* TASK OBJECTIVE *
Filter this data down to the lines that hold "Date", and copy them.

*****

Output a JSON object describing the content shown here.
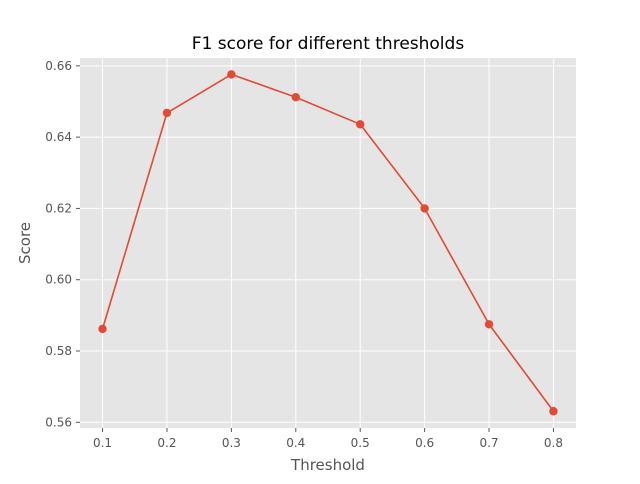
{
  "chart_data": {
    "type": "line",
    "title": "F1 score for different thresholds",
    "xlabel": "Threshold",
    "ylabel": "Score",
    "x": [
      0.1,
      0.2,
      0.3,
      0.4,
      0.5,
      0.6,
      0.7,
      0.8
    ],
    "series": [
      {
        "values": [
          0.5862,
          0.6468,
          0.6576,
          0.6512,
          0.6436,
          0.62,
          0.5875,
          0.5631
        ],
        "color": "#E24A33",
        "marker": "circle"
      }
    ],
    "xticks": [
      0.1,
      0.2,
      0.3,
      0.4,
      0.5,
      0.6,
      0.7,
      0.8
    ],
    "xtick_labels": [
      "0.1",
      "0.2",
      "0.3",
      "0.4",
      "0.5",
      "0.6",
      "0.7",
      "0.8"
    ],
    "yticks": [
      0.56,
      0.58,
      0.6,
      0.62,
      0.64,
      0.66
    ],
    "ytick_labels": [
      "0.56",
      "0.58",
      "0.60",
      "0.62",
      "0.64",
      "0.66"
    ],
    "xlim": [
      0.065,
      0.835
    ],
    "ylim": [
      0.5584,
      0.6622
    ],
    "grid": true,
    "style": "ggplot",
    "background_color": "#E5E5E5",
    "grid_color": "#FFFFFF",
    "text_color": "#555555",
    "title_color": "#000000"
  }
}
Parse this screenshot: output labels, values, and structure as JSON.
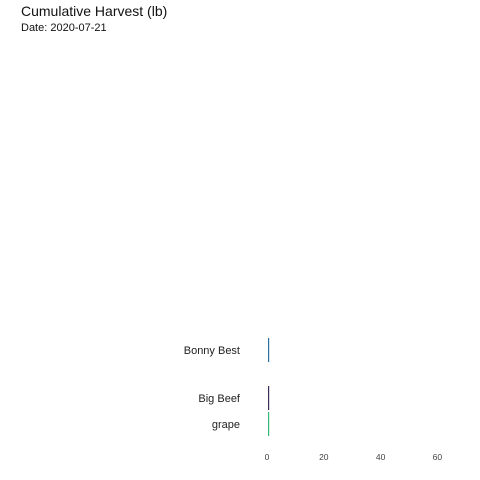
{
  "title": "Cumulative Harvest (lb)",
  "subtitle": "Date: 2020-07-21",
  "chart_data": {
    "type": "bar",
    "orientation": "horizontal",
    "title": "Cumulative Harvest (lb)",
    "subtitle": "Date: 2020-07-21",
    "categories": [
      "Bonny Best",
      "Big Beef",
      "grape"
    ],
    "values": [
      0.4,
      0.25,
      0.2
    ],
    "colors": [
      "#2c6e9e",
      "#3b2d5c",
      "#35b779"
    ],
    "xlim": [
      0,
      70
    ],
    "xticks": [
      0,
      20,
      40,
      60
    ],
    "xlabel": "",
    "ylabel": "",
    "grid": false,
    "legend": "none"
  }
}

*****

* EXERCISE OUTPUT *
  "subtitle": "Date: 2020-07-21",
    "subtitle": "Date: 2020-07-21",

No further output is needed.